» What you have to do:
Gather all lines from the material that contain "Approved".

» Data section:

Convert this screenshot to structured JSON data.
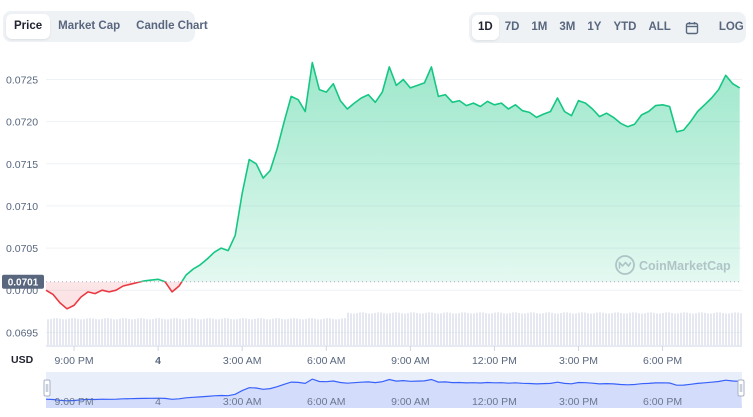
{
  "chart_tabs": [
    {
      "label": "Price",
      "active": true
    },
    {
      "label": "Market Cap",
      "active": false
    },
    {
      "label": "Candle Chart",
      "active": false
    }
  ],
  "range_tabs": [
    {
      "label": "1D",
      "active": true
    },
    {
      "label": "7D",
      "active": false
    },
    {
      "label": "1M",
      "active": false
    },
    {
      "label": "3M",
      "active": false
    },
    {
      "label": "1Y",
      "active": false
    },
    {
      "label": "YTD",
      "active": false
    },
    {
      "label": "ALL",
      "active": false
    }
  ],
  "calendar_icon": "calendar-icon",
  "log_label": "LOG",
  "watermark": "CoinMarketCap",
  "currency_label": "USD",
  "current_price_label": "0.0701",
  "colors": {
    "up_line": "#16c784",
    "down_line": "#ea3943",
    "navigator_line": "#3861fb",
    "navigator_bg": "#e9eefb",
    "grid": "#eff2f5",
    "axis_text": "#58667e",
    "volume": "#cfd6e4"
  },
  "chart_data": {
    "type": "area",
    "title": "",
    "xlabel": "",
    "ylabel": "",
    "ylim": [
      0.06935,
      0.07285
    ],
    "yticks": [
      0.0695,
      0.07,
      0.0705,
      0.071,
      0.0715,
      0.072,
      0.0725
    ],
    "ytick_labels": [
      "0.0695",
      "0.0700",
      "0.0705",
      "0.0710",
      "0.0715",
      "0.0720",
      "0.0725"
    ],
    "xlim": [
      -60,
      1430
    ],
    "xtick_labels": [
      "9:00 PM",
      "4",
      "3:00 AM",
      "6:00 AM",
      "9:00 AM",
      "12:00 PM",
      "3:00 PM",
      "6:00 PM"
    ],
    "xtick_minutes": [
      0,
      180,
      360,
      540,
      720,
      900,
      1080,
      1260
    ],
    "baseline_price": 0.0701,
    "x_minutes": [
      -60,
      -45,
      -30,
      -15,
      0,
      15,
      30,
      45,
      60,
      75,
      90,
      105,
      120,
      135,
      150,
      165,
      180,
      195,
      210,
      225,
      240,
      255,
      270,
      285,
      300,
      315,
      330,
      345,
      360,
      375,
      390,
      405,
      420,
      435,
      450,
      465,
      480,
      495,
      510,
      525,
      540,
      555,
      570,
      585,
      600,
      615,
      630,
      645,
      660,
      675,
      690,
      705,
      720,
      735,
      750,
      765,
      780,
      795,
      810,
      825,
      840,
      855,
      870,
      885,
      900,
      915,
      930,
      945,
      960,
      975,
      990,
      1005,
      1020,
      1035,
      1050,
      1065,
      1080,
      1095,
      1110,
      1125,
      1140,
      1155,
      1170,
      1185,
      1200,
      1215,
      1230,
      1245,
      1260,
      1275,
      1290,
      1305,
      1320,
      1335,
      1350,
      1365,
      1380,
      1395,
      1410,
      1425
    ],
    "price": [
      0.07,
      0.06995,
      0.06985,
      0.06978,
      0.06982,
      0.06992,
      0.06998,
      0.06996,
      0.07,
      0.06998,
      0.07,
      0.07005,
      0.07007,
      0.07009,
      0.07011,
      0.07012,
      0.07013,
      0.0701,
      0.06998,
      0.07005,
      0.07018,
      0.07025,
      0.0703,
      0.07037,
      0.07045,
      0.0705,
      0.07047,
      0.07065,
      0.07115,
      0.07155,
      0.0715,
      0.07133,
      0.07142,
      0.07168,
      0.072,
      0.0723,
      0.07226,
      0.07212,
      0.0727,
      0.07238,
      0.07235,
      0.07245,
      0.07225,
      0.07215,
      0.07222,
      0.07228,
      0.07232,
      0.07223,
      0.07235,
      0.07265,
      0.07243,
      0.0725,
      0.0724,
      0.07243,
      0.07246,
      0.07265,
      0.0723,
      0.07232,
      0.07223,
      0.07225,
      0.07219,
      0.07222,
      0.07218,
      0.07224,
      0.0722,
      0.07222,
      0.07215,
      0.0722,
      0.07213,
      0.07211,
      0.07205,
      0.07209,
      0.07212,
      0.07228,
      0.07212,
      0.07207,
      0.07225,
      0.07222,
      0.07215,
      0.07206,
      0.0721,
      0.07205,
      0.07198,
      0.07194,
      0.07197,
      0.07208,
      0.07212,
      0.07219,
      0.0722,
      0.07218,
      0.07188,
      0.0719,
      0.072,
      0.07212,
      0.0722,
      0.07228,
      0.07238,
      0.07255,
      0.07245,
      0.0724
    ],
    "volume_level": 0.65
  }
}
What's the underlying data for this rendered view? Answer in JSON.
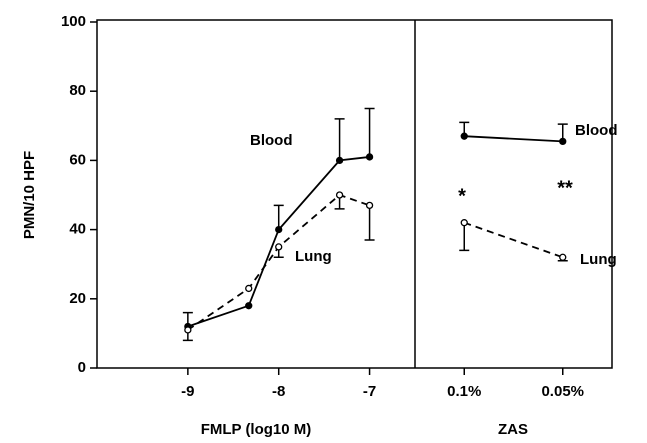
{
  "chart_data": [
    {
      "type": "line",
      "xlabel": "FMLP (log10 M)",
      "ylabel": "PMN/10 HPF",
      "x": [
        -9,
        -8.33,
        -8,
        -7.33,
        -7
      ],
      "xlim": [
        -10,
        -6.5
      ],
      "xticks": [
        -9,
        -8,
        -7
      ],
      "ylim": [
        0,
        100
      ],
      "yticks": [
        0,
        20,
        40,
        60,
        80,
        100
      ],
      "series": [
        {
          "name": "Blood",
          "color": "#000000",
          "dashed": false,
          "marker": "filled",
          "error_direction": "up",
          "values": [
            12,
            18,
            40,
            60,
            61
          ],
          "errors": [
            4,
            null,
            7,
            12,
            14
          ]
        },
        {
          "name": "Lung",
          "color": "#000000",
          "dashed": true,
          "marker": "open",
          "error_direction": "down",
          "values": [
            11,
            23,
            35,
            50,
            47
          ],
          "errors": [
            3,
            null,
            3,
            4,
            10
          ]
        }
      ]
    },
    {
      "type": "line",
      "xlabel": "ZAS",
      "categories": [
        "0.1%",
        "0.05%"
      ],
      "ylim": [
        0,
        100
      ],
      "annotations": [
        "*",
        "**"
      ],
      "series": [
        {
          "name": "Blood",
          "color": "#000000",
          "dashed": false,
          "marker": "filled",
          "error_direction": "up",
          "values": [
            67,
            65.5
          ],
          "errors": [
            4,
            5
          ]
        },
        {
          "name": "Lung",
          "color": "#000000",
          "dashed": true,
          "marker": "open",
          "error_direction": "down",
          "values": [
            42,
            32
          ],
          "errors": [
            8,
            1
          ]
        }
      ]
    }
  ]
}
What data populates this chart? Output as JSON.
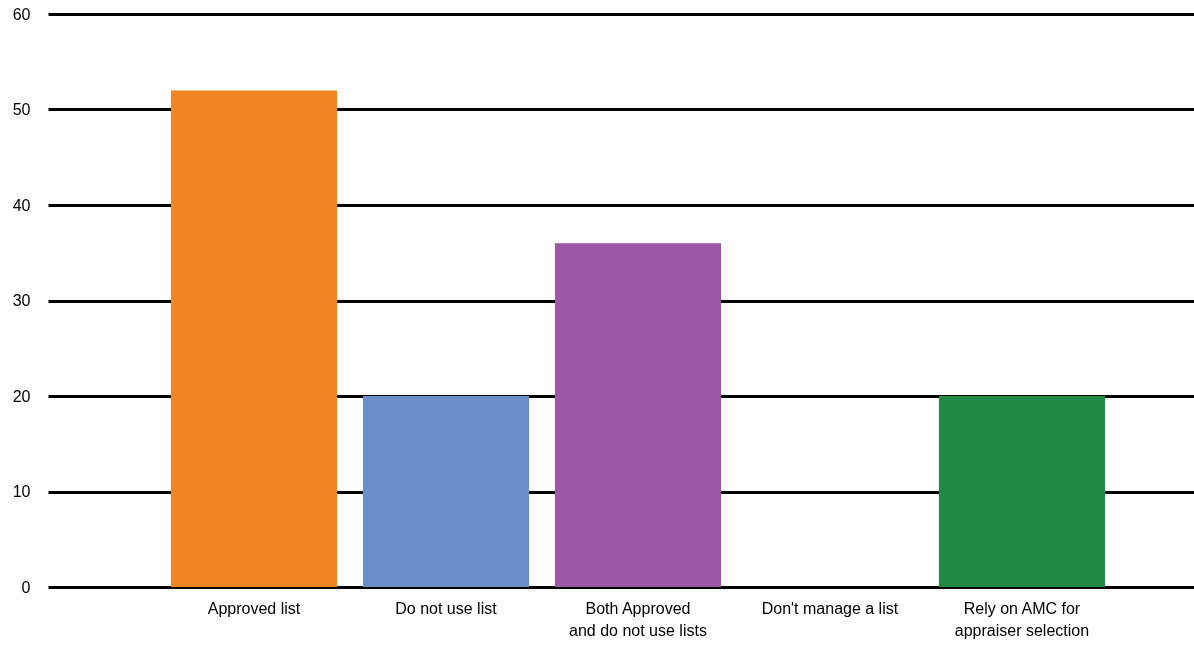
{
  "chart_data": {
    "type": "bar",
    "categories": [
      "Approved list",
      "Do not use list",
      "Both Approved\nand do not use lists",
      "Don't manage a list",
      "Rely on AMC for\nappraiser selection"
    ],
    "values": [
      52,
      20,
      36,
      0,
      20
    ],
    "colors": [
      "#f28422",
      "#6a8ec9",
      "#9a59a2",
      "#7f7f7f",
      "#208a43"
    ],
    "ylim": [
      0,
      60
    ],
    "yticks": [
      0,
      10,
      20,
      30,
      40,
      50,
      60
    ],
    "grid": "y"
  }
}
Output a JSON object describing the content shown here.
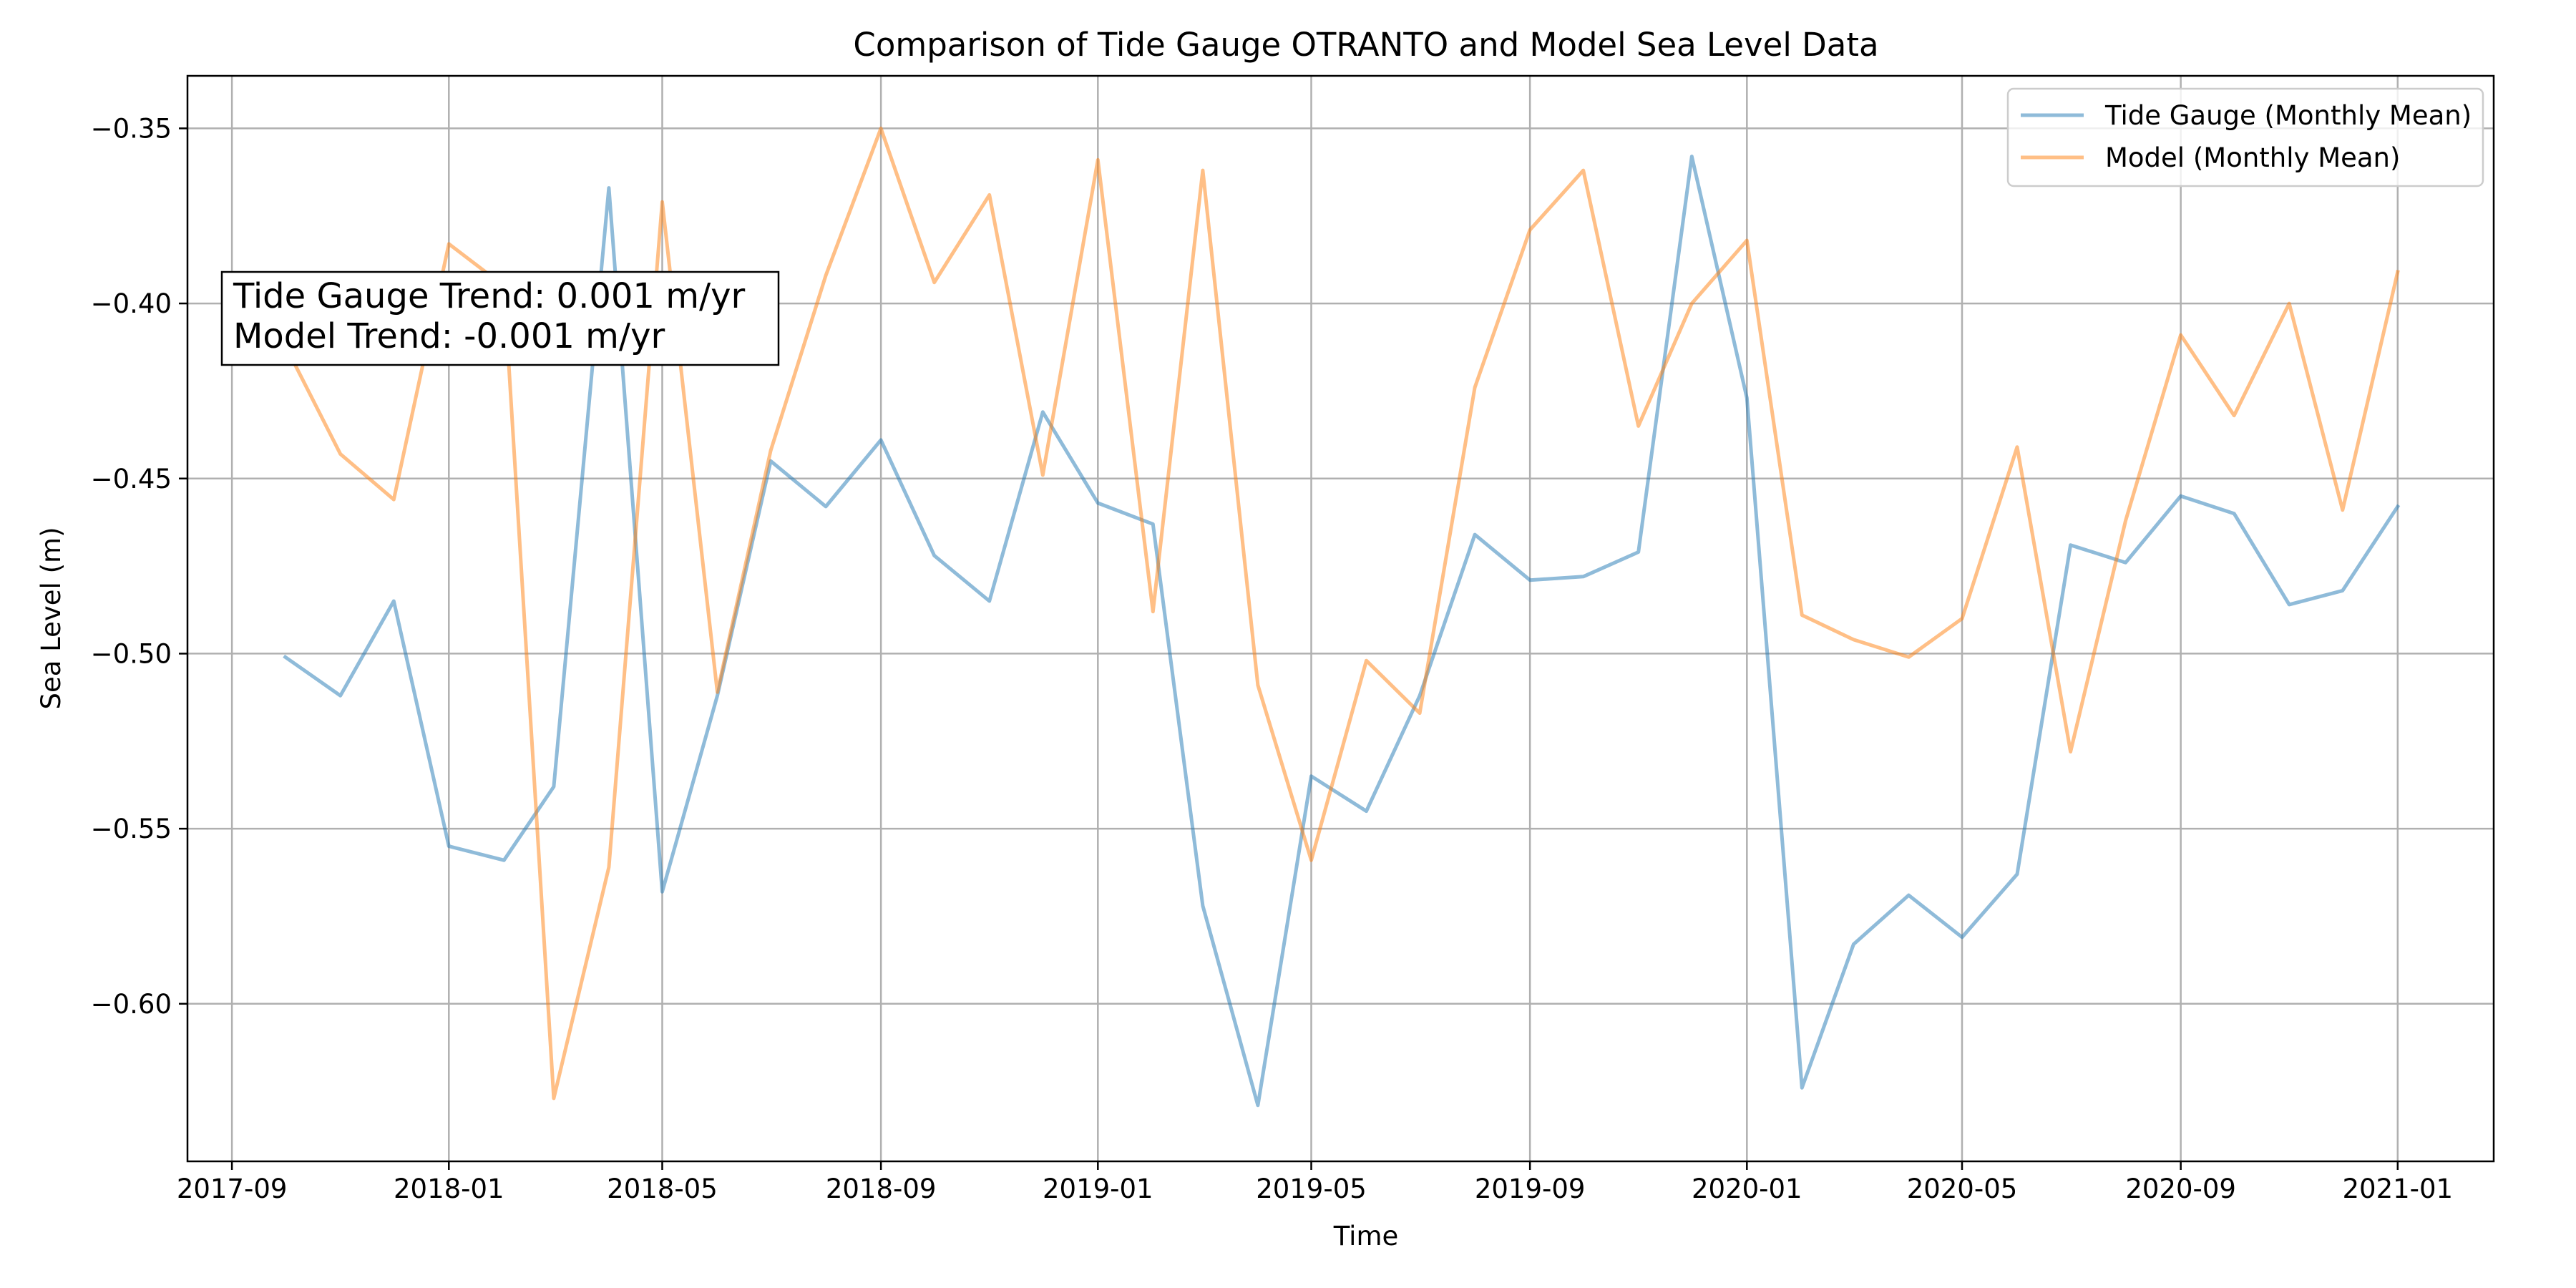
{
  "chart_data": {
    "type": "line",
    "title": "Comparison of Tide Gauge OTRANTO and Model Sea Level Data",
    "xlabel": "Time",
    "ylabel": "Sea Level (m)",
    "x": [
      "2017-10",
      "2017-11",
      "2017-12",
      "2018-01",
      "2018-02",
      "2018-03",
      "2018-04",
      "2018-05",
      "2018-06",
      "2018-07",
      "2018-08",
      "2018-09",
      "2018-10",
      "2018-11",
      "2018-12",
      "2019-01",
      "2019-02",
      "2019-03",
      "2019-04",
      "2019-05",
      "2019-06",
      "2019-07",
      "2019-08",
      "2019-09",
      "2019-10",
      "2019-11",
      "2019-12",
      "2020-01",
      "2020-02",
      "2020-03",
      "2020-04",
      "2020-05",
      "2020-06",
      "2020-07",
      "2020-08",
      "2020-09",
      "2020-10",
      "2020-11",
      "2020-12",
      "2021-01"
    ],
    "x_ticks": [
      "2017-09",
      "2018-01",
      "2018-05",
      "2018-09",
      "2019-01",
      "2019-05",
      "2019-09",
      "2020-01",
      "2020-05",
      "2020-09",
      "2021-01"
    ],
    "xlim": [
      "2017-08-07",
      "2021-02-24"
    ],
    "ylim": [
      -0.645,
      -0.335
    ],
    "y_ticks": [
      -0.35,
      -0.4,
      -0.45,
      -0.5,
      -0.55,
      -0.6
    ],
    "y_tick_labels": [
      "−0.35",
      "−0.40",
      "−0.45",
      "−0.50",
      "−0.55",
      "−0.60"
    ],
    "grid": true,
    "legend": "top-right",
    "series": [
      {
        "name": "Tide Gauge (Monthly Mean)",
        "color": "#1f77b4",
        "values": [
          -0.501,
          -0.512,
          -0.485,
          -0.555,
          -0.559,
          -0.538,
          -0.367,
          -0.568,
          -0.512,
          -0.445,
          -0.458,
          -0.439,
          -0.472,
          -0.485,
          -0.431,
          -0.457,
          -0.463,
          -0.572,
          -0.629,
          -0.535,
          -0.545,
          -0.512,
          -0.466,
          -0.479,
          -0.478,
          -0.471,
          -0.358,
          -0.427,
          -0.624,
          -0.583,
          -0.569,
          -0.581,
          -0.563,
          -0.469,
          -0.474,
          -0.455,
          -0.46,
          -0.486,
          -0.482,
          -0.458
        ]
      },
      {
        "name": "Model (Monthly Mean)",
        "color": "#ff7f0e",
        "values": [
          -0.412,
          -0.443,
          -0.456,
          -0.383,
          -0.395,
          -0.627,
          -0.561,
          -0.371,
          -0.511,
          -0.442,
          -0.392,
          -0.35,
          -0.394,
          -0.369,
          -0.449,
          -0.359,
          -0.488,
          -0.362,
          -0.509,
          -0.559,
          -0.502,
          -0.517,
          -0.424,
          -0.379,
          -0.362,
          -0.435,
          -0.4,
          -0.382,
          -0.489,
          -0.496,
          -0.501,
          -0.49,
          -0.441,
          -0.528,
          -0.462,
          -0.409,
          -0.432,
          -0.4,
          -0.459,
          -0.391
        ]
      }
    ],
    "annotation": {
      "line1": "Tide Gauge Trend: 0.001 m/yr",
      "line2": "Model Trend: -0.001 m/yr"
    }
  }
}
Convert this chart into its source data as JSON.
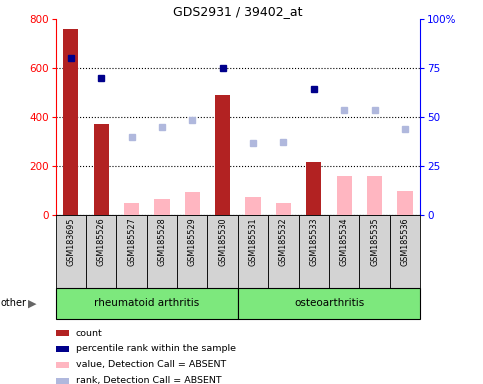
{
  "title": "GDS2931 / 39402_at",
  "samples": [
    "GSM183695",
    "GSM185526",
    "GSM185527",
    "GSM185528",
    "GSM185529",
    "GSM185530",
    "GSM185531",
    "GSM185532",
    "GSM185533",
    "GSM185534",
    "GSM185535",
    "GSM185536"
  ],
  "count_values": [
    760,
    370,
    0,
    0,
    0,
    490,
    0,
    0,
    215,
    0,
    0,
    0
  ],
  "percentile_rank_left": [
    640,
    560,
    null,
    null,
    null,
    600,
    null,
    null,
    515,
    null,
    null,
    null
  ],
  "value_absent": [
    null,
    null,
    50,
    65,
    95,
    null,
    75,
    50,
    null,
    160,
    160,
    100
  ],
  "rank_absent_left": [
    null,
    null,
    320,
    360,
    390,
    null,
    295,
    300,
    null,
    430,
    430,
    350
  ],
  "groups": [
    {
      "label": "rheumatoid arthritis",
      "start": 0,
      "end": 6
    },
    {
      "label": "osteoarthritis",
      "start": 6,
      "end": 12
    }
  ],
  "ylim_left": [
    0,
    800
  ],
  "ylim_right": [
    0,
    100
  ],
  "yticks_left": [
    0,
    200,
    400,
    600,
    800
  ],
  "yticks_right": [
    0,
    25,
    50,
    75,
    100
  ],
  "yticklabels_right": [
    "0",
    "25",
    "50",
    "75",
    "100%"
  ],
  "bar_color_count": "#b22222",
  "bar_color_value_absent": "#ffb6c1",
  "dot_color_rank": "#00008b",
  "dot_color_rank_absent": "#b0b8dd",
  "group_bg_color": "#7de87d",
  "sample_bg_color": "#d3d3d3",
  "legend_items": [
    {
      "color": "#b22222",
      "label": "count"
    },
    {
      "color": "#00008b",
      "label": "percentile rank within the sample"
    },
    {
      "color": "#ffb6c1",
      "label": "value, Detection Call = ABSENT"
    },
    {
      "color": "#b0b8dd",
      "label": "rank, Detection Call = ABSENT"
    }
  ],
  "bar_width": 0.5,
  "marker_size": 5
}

» Worked answer:
      "Approved list",
      "Both Approved\nand do not use lists",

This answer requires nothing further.